▶ [Raw data]:
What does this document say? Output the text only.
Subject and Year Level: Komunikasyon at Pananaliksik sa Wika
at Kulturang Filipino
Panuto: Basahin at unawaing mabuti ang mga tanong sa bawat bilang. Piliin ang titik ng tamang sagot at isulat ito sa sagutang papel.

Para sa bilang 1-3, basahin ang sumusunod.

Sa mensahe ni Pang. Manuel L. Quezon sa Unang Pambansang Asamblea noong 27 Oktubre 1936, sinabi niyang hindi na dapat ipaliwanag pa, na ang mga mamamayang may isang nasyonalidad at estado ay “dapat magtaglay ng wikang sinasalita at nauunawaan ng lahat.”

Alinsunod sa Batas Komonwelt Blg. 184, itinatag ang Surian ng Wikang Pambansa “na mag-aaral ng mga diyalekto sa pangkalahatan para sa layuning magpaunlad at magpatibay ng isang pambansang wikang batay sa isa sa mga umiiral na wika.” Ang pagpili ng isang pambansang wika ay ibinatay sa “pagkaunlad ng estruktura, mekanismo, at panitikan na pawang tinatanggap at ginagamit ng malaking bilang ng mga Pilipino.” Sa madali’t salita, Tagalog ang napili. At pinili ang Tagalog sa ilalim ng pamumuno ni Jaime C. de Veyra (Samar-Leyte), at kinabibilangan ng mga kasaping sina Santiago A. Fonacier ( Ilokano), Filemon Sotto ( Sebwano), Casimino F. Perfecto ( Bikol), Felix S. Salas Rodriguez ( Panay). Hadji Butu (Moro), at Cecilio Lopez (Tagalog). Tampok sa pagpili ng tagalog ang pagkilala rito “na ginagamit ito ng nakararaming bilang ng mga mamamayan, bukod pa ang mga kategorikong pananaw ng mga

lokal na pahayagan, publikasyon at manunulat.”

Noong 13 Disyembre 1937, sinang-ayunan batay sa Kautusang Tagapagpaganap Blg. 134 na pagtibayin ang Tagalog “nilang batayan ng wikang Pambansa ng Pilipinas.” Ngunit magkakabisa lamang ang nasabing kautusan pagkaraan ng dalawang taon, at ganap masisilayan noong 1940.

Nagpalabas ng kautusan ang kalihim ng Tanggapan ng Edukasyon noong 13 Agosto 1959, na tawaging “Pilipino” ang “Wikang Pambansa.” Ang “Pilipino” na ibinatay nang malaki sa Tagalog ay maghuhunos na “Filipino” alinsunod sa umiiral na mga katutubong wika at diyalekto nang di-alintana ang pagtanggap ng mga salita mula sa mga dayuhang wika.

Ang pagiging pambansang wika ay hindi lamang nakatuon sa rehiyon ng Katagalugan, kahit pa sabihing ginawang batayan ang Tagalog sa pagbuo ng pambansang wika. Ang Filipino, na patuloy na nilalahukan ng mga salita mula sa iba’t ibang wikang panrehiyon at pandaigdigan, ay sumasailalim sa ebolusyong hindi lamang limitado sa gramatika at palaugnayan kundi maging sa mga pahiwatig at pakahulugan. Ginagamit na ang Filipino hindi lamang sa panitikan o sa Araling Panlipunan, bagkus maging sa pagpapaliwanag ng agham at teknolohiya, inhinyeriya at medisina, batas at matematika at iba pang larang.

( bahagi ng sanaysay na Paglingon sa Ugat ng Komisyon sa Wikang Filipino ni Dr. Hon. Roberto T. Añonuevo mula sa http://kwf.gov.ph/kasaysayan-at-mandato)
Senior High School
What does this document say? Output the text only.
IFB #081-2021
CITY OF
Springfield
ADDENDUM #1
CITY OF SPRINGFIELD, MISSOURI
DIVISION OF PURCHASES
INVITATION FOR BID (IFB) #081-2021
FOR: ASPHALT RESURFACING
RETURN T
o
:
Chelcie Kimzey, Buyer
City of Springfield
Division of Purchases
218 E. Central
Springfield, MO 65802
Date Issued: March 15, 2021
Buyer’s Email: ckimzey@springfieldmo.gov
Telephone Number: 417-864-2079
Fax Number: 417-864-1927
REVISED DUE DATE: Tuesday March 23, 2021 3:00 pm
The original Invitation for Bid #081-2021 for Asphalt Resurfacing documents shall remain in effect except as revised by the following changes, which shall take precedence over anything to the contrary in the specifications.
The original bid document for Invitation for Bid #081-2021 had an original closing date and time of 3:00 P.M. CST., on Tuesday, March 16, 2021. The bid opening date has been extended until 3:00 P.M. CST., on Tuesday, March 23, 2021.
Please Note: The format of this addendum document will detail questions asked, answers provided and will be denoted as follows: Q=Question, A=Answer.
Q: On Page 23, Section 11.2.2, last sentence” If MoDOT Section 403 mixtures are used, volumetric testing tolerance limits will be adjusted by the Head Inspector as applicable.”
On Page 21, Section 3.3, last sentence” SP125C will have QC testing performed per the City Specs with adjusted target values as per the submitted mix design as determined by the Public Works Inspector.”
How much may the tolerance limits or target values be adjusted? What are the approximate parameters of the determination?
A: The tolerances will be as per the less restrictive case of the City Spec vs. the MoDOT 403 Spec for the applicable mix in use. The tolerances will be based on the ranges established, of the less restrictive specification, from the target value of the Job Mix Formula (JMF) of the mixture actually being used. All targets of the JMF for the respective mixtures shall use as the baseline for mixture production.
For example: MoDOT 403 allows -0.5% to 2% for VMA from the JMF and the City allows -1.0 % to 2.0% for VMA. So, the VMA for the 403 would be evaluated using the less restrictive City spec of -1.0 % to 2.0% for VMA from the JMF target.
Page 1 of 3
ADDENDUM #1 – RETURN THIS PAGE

▶ [Required task]: Each record above should be repeated exactly as it appears.

▶ [Exercise answer]:
What does this document say? Output the text only.
Subject and Year Level: Komunikasyon at Pananaliksik sa Wika
at Kulturang Filipino
Panuto: Basahin at unawaing mabuti ang mga tanong sa bawat bilang. Piliin ang titik ng tamang sagot at isulat ito sa sagutang papel.

Para sa bilang 1-3, basahin ang sumusunod.

Sa mensahe ni Pang. Manuel L. Quezon sa Unang Pambansang Asamblea noong 27 Oktubre 1936, sinabi niyang hindi na dapat ipaliwanag pa, na ang mga mamamayang may isang nasyonalidad at estado ay “dapat magtaglay ng wikang sinasalita at nauunawaan ng lahat.”

Alinsunod sa Batas Komonwelt Blg. 184, itinatag ang Surian ng Wikang Pambansa “na mag-aaral ng mga diyalekto sa pangkalahatan para sa layuning magpaunlad at magpatibay ng isang pambansang wikang batay sa isa sa mga umiiral na wika.” Ang pagpili ng isang pambansang wika ay ibinatay sa “pagkaunlad ng estruktura, mekanismo, at panitikan na pawang tinatanggap at ginagamit ng malaking bilang ng mga Pilipino.” Sa madali’t salita, Tagalog ang napili. At pinili ang Tagalog sa ilalim ng pamumuno ni Jaime C. de Veyra (Samar-Leyte), at kinabibilangan ng mga kasaping sina Santiago A. Fonacier ( Ilokano), Filemon Sotto ( Sebwano), Casimino F. Perfecto ( Bikol), Felix S. Salas Rodriguez ( Panay). Hadji Butu (Moro), at Cecilio Lopez (Tagalog). Tampok sa pagpili ng tagalog ang pagkilala rito “na ginagamit ito ng nakararaming bilang ng mga mamamayan, bukod pa ang mga kategorikong pananaw ng mga

lokal na pahayagan, publikasyon at manunulat.”

Noong 13 Disyembre 1937, sinang-ayunan batay sa Kautusang Tagapagpaganap Blg. 134 na pagtibayin ang Tagalog “nilang batayan ng wikang Pambansa ng Pilipinas.” Ngunit magkakabisa lamang ang nasabing kautusan pagkaraan ng dalawang taon, at ganap masisilayan noong 1940.

Nagpalabas ng kautusan ang kalihim ng Tanggapan ng Edukasyon noong 13 Agosto 1959, na tawaging “Pilipino” ang “Wikang Pambansa.” Ang “Pilipino” na ibinatay nang malaki sa Tagalog ay maghuhunos na “Filipino” alinsunod sa umiiral na mga katutubong wika at diyalekto nang di-alintana ang pagtanggap ng mga salita mula sa mga dayuhang wika.

Ang pagiging pambansang wika ay hindi lamang nakatuon sa rehiyon ng Katagalugan, kahit pa sabihing ginawang batayan ang Tagalog sa pagbuo ng pambansang wika. Ang Filipino, na patuloy na nilalahukan ng mga salita mula sa iba’t ibang wikang panrehiyon at pandaigdigan, ay sumasailalim sa ebolusyong hindi lamang limitado sa gramatika at palaugnayan kundi maging sa mga pahiwatig at pakahulugan. Ginagamit na ang Filipino hindi lamang sa panitikan o sa Araling Panlipunan, bagkus maging sa pagpapaliwanag ng agham at teknolohiya, inhinyeriya at medisina, batas at matematika at iba pang larang.

( bahagi ng sanaysay na Paglingon sa Ugat ng Komisyon sa Wikang Filipino ni Dr. Hon. Roberto T. Añonuevo mula sa http://kwf.gov.ph/kasaysayan-at-mandato)
Senior High School
What does this document say? Output the text only.
IFB #081-2021
CITY OF
Springfield
ADDENDUM #1
CITY OF SPRINGFIELD, MISSOURI
DIVISION OF PURCHASES
INVITATION FOR BID (IFB) #081-2021
FOR: ASPHALT RESURFACING
RETURN T
o
:
Chelcie Kimzey, Buyer
City of Springfield
Division of Purchases
218 E. Central
Springfield, MO 65802
Date Issued: March 15, 2021
Buyer’s Email: ckimzey@springfieldmo.gov
Telephone Number: 417-864-2079
Fax Number: 417-864-1927
REVISED DUE DATE: Tuesday March 23, 2021 3:00 pm
The original Invitation for Bid #081-2021 for Asphalt Resurfacing documents shall remain in effect except as revised by the following changes, which shall take precedence over anything to the contrary in the specifications.
The original bid document for Invitation for Bid #081-2021 had an original closing date and time of 3:00 P.M. CST., on Tuesday, March 16, 2021. The bid opening date has been extended until 3:00 P.M. CST., on Tuesday, March 23, 2021.
Please Note: The format of this addendum document will detail questions asked, answers provided and will be denoted as follows: Q=Question, A=Answer.
Q: On Page 23, Section 11.2.2, last sentence” If MoDOT Section 403 mixtures are used, volumetric testing tolerance limits will be adjusted by the Head Inspector as applicable.”
On Page 21, Section 3.3, last sentence” SP125C will have QC testing performed per the City Specs with adjusted target values as per the submitted mix design as determined by the Public Works Inspector.”
How much may the tolerance limits or target values be adjusted? What are the approximate parameters of the determination?
A: The tolerances will be as per the less restrictive case of the City Spec vs. the MoDOT 403 Spec for the applicable mix in use. The tolerances will be based on the ranges established, of the less restrictive specification, from the target value of the Job Mix Formula (JMF) of the mixture actually being used. All targets of the JMF for the respective mixtures shall use as the baseline for mixture production.
For example: MoDOT 403 allows -0.5% to 2% for VMA from the JMF and the City allows -1.0 % to 2.0% for VMA. So, the VMA for the 403 would be evaluated using the less restrictive City spec of -1.0 % to 2.0% for VMA from the JMF target.
Page 1 of 3
ADDENDUM #1 – RETURN THIS PAGE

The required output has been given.